** begin **

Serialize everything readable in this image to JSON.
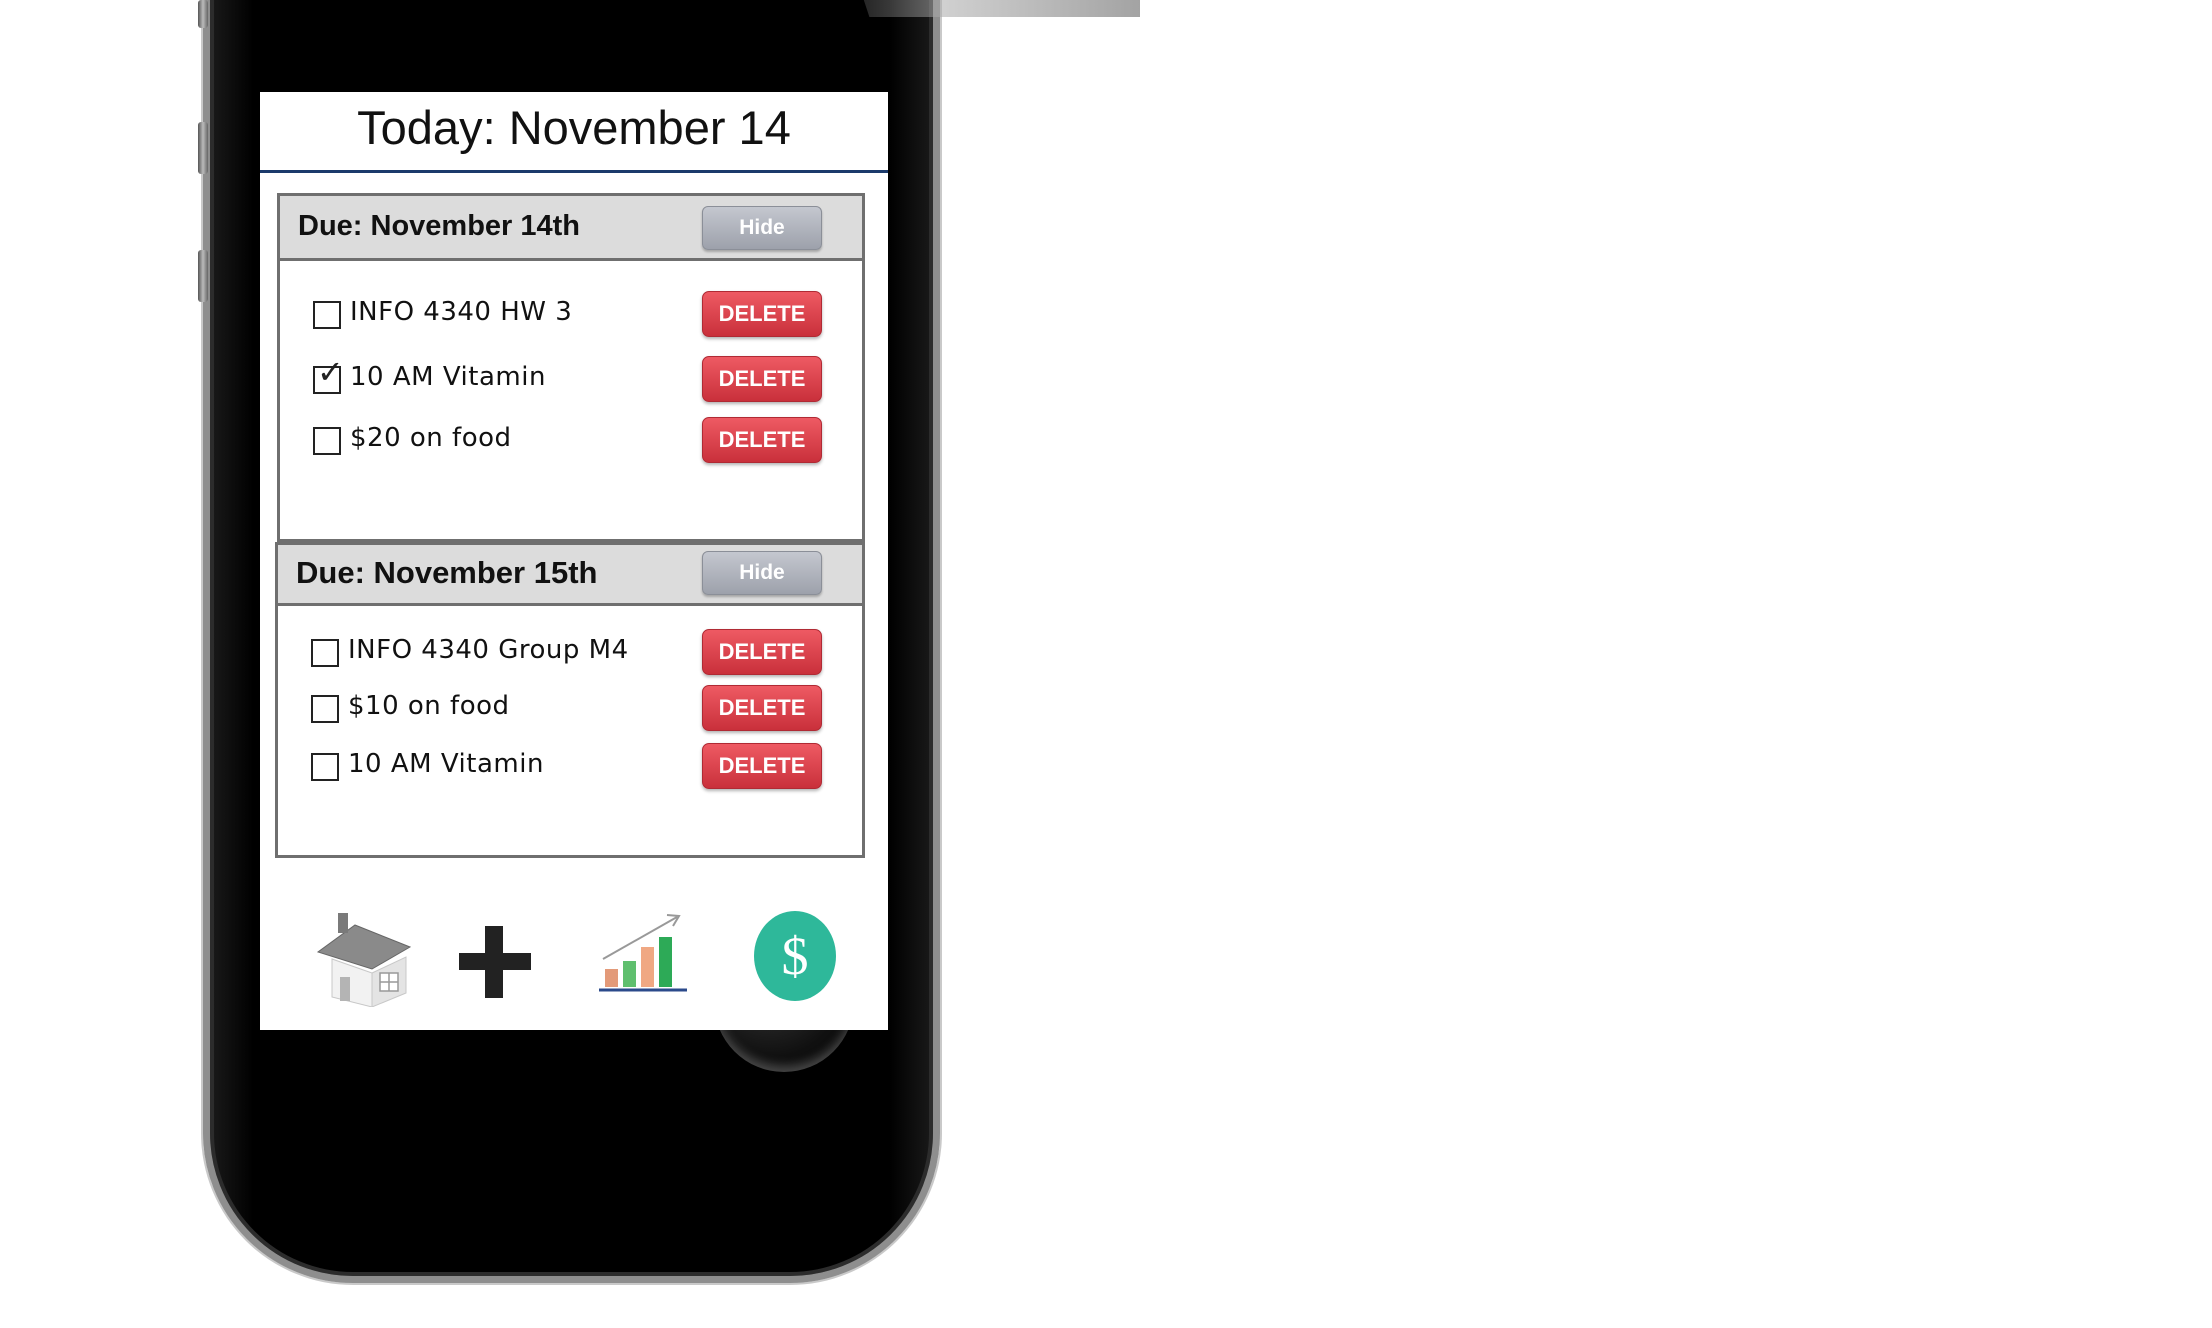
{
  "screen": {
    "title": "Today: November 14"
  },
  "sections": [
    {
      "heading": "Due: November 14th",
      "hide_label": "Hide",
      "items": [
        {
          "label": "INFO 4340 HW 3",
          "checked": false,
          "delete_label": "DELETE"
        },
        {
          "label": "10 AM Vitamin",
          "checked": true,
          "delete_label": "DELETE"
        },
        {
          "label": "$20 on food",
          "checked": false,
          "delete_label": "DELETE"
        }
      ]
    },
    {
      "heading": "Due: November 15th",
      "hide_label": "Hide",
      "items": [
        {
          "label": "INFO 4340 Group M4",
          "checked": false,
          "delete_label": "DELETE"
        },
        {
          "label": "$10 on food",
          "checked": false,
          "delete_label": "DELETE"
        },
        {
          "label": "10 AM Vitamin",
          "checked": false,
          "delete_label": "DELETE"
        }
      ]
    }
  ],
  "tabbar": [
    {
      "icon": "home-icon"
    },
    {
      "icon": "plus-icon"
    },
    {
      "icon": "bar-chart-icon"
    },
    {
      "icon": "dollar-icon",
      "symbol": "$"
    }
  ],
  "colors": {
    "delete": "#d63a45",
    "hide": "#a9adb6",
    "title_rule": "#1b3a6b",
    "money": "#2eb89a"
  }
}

** end **
** begin **

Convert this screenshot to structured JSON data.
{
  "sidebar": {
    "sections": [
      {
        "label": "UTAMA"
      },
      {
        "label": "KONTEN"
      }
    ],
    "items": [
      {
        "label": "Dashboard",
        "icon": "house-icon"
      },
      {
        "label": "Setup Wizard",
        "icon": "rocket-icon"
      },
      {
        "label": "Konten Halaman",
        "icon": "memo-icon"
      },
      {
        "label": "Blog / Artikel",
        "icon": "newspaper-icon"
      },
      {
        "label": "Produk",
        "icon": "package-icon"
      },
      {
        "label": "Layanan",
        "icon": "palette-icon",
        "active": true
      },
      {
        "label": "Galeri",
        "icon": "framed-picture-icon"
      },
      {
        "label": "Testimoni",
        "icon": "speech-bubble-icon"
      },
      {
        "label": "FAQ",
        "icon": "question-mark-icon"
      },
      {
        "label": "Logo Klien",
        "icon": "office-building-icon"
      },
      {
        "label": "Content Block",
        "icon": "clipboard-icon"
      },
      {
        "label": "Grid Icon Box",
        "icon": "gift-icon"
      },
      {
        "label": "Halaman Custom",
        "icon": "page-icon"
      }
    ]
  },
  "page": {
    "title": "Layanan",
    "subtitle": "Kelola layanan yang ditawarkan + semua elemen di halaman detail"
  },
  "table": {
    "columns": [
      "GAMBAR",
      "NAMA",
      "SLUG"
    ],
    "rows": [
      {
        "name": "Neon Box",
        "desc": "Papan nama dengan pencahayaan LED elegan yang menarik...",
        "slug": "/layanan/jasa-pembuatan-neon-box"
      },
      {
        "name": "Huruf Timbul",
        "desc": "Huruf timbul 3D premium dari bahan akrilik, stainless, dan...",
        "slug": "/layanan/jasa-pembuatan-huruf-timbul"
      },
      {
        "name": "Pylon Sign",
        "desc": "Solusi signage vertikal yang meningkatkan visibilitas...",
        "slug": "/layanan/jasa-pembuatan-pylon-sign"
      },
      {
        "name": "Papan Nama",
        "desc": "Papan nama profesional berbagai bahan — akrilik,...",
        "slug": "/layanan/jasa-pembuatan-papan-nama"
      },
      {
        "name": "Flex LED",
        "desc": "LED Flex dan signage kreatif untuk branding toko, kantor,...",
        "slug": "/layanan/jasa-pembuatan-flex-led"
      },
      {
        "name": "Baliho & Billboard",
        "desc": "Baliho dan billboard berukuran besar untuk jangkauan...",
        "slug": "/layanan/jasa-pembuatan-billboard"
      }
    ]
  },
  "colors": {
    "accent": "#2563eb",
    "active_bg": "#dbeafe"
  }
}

** end **
** begin **

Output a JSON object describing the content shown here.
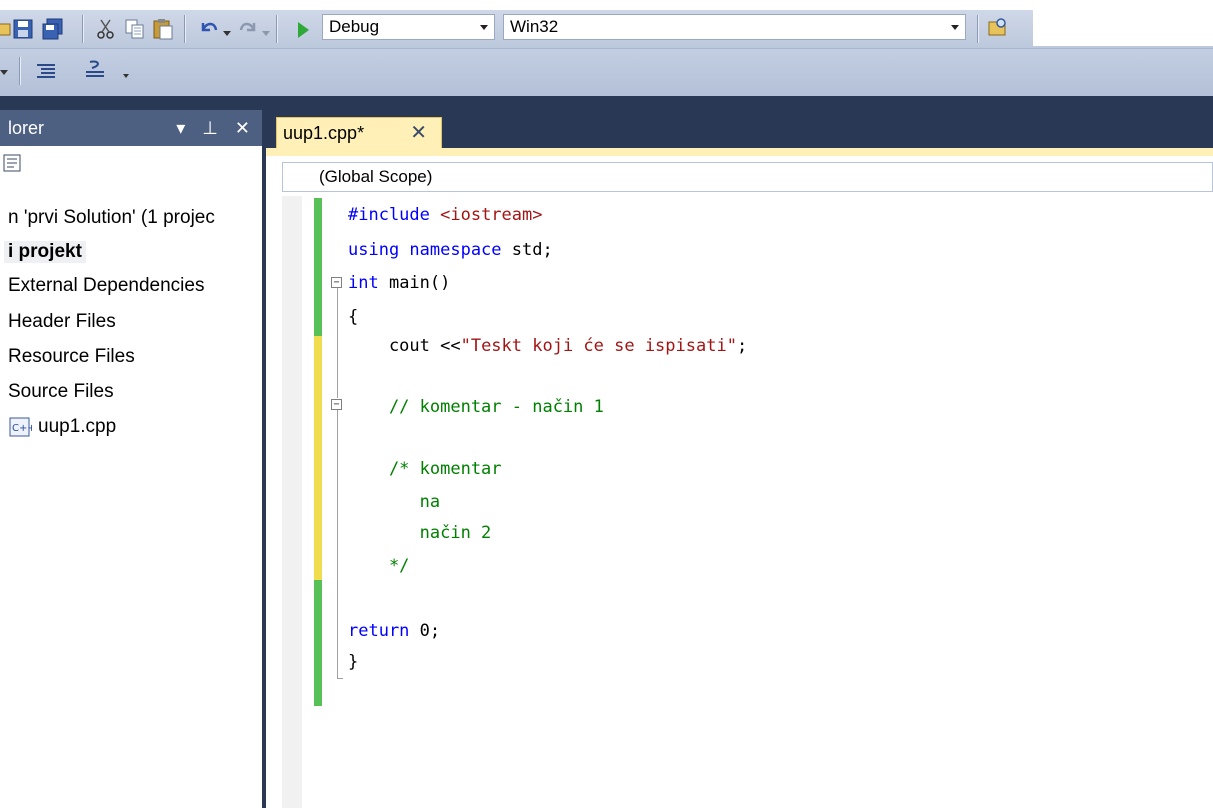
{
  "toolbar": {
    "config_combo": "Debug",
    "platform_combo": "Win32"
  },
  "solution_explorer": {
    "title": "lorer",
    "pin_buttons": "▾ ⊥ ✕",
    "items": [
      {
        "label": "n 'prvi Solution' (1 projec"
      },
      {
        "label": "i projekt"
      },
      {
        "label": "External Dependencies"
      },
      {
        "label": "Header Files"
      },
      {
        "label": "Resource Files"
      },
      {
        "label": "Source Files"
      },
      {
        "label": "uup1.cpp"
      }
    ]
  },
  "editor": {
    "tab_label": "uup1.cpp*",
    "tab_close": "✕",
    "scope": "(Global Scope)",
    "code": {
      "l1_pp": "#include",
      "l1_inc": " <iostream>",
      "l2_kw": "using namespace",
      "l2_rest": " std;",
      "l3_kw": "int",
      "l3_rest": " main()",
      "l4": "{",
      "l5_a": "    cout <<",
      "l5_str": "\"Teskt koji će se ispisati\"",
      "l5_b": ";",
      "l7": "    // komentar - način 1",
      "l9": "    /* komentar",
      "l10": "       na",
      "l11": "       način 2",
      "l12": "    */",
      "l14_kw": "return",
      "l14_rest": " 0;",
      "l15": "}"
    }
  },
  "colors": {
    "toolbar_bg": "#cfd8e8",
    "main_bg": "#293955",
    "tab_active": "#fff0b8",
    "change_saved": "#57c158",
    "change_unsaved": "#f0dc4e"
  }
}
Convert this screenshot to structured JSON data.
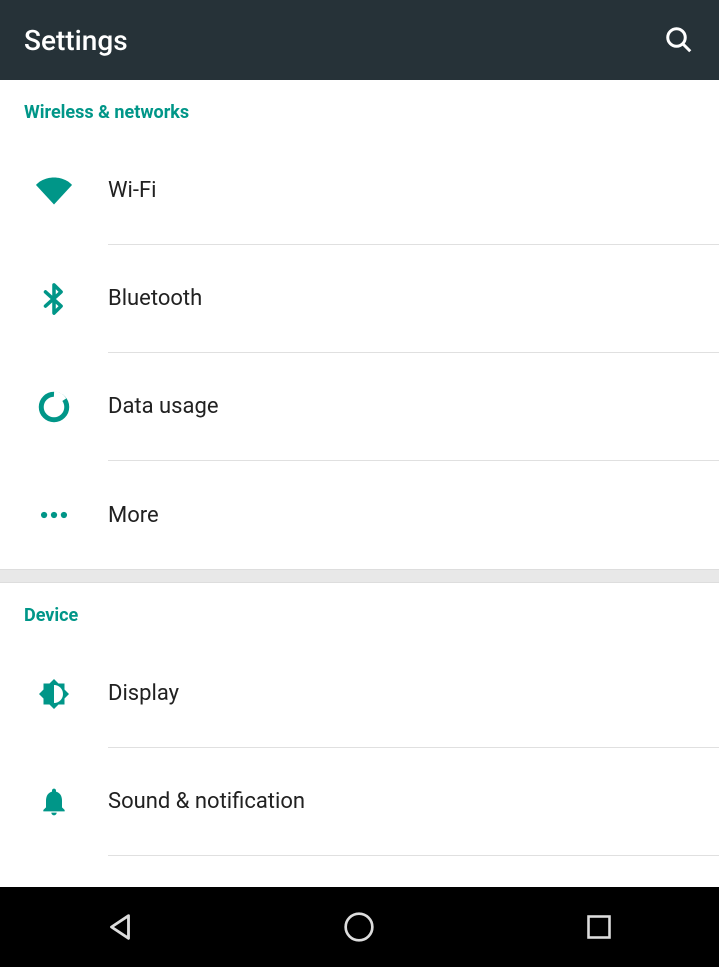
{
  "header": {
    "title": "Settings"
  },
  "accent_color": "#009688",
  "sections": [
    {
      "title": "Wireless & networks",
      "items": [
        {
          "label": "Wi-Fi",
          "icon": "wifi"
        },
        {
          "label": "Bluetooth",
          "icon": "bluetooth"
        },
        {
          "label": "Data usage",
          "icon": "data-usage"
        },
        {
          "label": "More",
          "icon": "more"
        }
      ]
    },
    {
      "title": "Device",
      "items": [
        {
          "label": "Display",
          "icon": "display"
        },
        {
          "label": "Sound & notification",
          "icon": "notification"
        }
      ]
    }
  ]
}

** end **

Select every line of the material above holding the word "untuk" and copy it.

■ **Solution**:
        "desc": "LED Flex dan signage kreatif untuk branding toko, kantor,...",
        "desc": "Baliho dan billboard berukuran besar untuk jangkauan...",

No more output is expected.